*Figure contents as structured data:*
----------------------------------------

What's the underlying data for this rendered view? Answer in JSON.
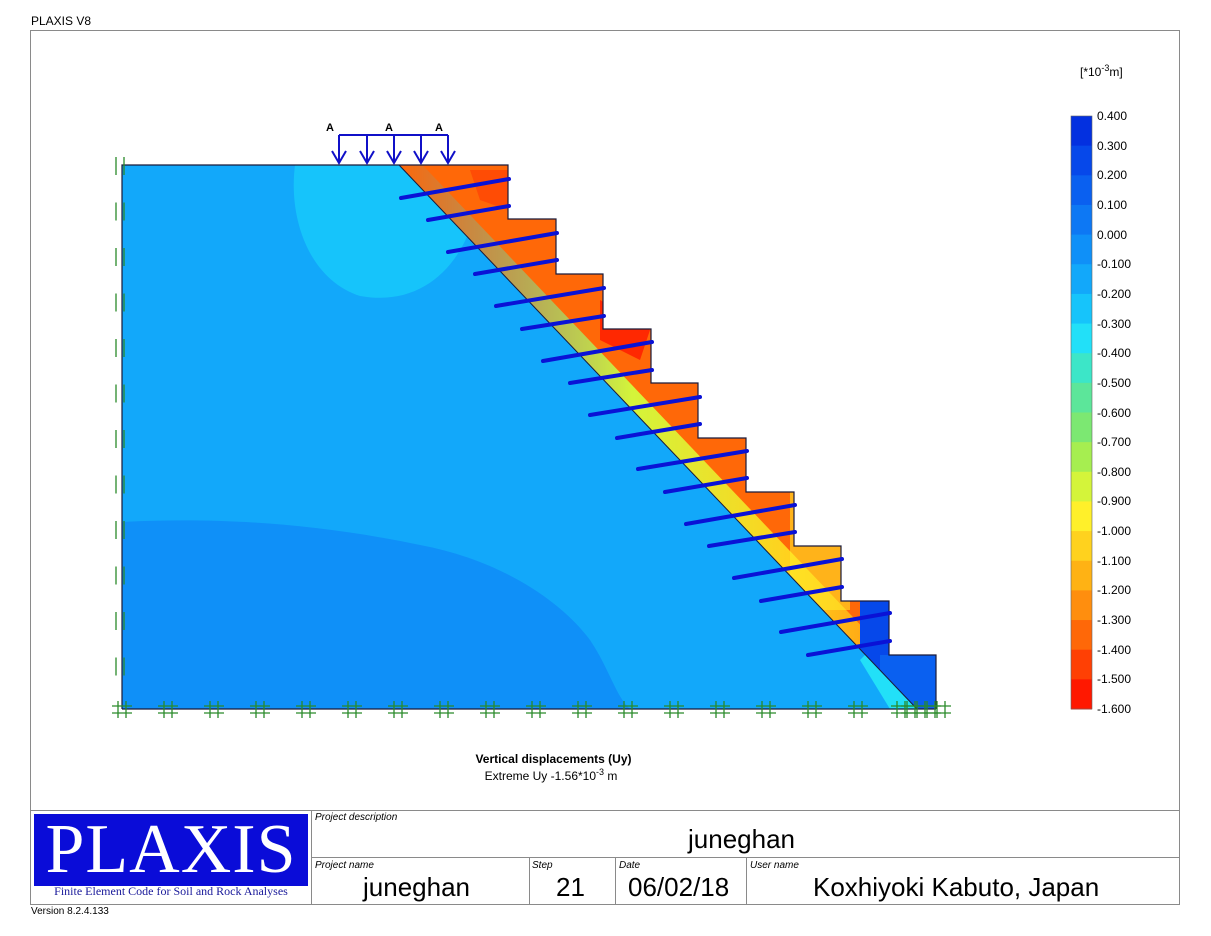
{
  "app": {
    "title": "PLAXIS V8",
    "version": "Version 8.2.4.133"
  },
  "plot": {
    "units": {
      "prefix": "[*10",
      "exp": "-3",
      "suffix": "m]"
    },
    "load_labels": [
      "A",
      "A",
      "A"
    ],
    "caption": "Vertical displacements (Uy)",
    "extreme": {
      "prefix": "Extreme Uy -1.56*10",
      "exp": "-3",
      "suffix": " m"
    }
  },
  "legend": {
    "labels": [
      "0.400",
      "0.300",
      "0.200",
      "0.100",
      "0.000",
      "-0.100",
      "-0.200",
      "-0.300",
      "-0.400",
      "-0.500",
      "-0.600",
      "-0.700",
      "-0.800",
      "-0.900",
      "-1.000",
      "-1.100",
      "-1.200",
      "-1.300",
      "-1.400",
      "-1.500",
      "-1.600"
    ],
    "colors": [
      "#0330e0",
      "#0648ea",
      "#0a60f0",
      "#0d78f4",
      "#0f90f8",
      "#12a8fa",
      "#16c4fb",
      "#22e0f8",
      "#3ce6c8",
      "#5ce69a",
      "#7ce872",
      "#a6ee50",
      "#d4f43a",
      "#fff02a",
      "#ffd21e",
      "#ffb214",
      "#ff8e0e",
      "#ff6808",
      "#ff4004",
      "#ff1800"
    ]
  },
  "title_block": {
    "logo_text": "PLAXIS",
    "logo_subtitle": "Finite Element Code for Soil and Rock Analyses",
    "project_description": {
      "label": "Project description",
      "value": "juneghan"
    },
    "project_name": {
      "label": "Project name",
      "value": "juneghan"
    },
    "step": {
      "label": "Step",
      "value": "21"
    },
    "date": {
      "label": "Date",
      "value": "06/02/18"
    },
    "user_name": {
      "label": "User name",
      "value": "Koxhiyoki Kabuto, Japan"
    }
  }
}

----------------------------------------

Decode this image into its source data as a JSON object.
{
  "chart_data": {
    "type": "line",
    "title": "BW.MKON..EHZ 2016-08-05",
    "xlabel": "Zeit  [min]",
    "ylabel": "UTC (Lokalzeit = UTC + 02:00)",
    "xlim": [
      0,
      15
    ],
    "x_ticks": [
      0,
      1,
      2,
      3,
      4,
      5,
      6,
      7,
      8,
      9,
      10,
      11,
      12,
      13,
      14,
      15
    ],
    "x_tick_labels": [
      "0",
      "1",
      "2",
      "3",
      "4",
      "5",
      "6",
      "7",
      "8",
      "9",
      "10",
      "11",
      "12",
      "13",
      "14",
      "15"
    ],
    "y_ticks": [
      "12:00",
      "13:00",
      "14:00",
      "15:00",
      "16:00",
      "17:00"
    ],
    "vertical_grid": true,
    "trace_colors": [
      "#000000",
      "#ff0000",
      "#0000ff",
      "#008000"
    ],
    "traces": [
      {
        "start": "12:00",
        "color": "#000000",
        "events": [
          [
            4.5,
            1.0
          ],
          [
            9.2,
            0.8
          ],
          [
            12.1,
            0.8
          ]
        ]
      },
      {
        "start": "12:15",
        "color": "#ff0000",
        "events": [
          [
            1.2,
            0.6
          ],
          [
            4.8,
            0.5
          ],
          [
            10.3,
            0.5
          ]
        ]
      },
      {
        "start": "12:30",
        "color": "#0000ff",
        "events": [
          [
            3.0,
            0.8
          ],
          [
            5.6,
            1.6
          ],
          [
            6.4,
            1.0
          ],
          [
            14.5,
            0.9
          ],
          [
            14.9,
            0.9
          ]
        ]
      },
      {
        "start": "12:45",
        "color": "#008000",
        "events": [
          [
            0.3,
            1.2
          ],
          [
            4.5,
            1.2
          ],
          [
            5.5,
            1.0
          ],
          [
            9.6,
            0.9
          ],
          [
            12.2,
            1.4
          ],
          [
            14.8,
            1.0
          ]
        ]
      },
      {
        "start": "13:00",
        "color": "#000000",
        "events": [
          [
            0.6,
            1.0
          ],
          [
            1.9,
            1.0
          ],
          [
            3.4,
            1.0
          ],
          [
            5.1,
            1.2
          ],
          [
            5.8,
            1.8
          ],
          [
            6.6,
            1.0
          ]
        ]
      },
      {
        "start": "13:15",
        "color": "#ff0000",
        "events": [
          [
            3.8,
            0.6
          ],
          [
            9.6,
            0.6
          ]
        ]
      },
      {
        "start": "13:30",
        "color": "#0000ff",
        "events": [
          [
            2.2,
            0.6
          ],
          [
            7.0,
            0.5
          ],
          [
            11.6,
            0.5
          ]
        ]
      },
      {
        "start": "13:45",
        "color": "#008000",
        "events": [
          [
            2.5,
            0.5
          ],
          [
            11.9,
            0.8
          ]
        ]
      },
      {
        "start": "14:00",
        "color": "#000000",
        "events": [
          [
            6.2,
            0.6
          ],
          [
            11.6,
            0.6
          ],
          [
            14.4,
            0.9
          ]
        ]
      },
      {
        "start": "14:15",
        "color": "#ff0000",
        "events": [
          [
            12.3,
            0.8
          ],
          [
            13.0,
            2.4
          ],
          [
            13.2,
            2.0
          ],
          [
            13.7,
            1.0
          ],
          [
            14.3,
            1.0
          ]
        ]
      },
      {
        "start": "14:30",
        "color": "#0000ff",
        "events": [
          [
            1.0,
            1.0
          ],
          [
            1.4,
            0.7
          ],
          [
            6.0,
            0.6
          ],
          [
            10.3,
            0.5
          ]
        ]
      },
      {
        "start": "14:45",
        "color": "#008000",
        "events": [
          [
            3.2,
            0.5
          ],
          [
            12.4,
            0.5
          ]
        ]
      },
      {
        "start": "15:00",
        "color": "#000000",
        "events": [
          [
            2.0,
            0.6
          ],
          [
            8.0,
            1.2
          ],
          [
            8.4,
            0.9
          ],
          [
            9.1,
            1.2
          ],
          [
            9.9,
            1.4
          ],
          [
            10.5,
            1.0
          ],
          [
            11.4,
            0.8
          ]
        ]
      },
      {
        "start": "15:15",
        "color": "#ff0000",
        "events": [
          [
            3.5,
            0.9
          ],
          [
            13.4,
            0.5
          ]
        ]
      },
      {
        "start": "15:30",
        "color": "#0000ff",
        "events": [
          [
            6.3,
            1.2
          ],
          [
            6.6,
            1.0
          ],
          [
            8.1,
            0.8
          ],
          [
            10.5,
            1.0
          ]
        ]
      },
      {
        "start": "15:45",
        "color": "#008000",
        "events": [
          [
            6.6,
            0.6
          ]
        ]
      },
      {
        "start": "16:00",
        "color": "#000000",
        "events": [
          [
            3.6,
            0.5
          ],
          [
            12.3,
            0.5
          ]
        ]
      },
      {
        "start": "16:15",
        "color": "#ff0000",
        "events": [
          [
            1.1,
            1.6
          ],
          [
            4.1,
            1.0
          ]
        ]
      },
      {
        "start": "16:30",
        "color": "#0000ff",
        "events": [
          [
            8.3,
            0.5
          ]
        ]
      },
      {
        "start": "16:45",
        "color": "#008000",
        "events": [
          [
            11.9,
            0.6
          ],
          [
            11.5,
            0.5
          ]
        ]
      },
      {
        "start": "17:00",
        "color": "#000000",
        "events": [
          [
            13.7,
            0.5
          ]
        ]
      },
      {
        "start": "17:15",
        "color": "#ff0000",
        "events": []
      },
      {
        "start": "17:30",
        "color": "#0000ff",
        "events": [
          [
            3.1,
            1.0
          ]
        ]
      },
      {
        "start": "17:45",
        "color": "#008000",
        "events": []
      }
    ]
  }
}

----------------------------------------

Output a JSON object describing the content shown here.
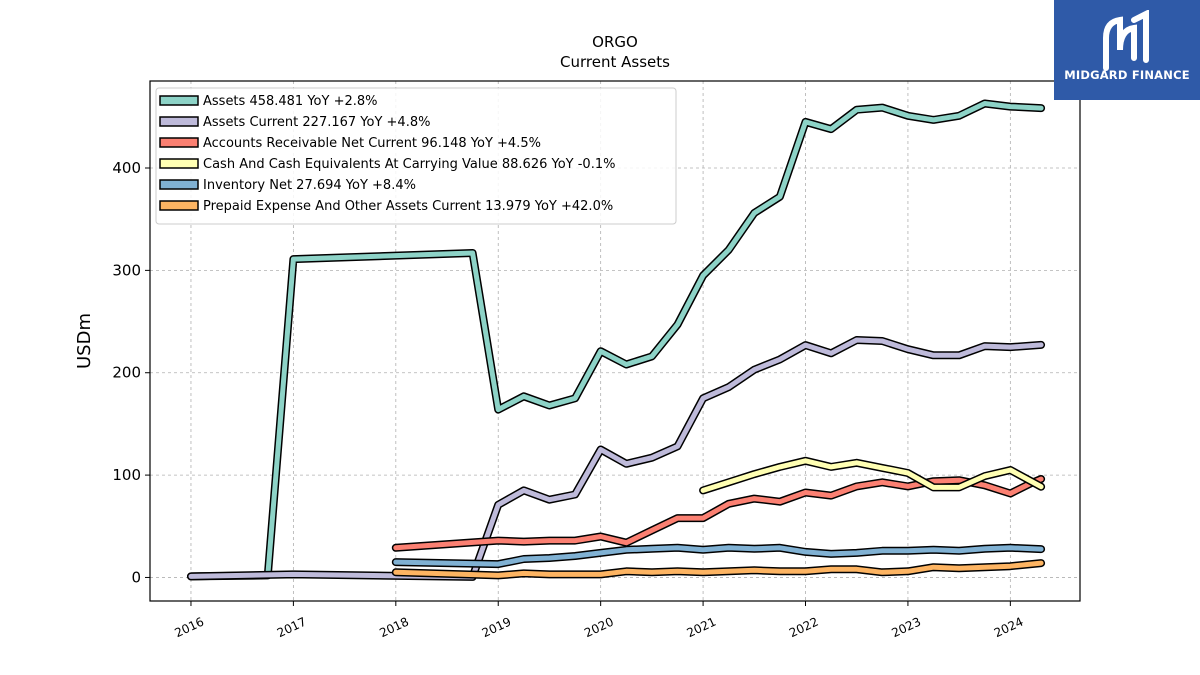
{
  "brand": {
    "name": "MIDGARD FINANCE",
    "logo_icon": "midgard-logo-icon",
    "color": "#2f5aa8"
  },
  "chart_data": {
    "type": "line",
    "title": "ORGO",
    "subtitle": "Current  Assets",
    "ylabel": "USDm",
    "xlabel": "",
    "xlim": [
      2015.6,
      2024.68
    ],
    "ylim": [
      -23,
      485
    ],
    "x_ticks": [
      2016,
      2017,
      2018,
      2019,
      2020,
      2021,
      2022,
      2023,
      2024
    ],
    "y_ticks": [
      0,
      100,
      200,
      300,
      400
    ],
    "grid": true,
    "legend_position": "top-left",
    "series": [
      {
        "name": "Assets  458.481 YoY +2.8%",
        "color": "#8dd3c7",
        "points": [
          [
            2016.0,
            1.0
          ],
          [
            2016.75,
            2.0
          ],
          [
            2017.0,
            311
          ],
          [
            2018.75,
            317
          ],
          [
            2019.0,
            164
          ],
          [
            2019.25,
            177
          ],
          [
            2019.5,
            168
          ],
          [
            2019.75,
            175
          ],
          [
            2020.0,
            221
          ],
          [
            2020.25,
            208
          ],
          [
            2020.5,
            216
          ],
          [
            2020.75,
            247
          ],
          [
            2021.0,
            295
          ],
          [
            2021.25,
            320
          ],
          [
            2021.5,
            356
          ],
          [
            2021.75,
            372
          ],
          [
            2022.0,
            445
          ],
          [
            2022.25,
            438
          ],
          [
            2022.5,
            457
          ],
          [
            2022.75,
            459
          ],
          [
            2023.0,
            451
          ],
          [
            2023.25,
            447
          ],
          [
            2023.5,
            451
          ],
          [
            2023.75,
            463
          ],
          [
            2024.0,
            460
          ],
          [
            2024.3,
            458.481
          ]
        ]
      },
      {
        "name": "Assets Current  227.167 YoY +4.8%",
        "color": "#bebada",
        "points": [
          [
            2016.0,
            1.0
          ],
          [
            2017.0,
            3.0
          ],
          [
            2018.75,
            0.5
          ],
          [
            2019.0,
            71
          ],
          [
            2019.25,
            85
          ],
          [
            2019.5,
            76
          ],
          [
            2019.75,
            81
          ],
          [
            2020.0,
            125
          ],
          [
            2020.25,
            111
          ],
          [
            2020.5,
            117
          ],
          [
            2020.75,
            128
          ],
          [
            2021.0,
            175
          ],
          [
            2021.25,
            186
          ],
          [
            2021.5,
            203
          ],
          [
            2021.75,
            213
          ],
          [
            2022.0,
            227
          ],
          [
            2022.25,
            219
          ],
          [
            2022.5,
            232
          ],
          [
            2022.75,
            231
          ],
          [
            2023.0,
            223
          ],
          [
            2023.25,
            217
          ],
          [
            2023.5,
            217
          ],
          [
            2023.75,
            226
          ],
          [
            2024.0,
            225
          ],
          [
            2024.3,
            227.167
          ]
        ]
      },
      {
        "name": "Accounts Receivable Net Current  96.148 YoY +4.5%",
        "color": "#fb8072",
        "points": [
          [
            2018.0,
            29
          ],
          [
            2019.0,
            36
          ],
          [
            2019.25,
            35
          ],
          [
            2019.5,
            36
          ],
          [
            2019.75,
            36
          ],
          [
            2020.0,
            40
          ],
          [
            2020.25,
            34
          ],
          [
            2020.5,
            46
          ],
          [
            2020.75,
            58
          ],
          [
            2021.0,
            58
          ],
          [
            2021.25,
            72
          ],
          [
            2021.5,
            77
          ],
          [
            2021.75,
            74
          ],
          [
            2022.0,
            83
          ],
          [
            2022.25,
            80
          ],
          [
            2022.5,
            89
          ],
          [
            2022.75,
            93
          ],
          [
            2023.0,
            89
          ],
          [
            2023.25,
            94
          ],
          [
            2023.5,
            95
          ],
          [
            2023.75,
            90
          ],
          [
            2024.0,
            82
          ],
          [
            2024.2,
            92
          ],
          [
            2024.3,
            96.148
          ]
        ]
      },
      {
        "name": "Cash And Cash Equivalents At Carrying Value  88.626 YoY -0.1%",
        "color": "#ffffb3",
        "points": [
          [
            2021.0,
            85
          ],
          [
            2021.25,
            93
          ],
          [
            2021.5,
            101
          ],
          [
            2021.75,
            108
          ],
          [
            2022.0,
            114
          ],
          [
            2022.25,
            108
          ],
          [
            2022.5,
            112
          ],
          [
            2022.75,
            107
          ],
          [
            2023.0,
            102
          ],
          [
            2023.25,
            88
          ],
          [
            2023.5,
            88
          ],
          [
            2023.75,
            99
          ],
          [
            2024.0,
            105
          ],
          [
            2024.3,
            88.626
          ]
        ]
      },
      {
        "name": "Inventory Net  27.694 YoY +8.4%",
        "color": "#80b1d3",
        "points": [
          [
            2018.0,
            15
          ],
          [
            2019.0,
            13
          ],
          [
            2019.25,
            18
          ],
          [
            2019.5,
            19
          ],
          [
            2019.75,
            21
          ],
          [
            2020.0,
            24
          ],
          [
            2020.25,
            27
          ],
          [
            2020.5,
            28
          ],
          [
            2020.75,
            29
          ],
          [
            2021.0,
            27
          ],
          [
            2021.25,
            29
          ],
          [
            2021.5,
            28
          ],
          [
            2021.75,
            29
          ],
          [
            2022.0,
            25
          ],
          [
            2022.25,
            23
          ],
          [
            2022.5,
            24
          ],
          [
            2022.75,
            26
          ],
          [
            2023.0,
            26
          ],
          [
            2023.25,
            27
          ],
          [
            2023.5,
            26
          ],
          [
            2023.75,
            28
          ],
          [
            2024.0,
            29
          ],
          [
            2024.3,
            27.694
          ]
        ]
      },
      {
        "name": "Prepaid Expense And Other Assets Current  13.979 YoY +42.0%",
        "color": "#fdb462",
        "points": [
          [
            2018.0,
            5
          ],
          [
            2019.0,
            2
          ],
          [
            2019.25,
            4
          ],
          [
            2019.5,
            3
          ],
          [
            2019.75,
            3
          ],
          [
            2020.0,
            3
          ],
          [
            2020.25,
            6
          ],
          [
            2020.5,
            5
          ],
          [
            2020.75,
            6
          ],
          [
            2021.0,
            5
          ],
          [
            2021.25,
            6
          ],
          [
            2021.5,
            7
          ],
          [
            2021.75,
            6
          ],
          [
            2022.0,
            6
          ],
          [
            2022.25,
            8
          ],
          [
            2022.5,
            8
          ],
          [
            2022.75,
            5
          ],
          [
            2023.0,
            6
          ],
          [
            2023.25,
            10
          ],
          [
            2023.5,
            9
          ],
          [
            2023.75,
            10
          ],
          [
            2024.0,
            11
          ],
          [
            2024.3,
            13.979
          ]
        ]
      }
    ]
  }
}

----------------------------------------

Copy out every line where the word "this" occurs.

What's the underlying data for this rendered view? Answer in JSON.
Decode this image into its source data as a JSON object.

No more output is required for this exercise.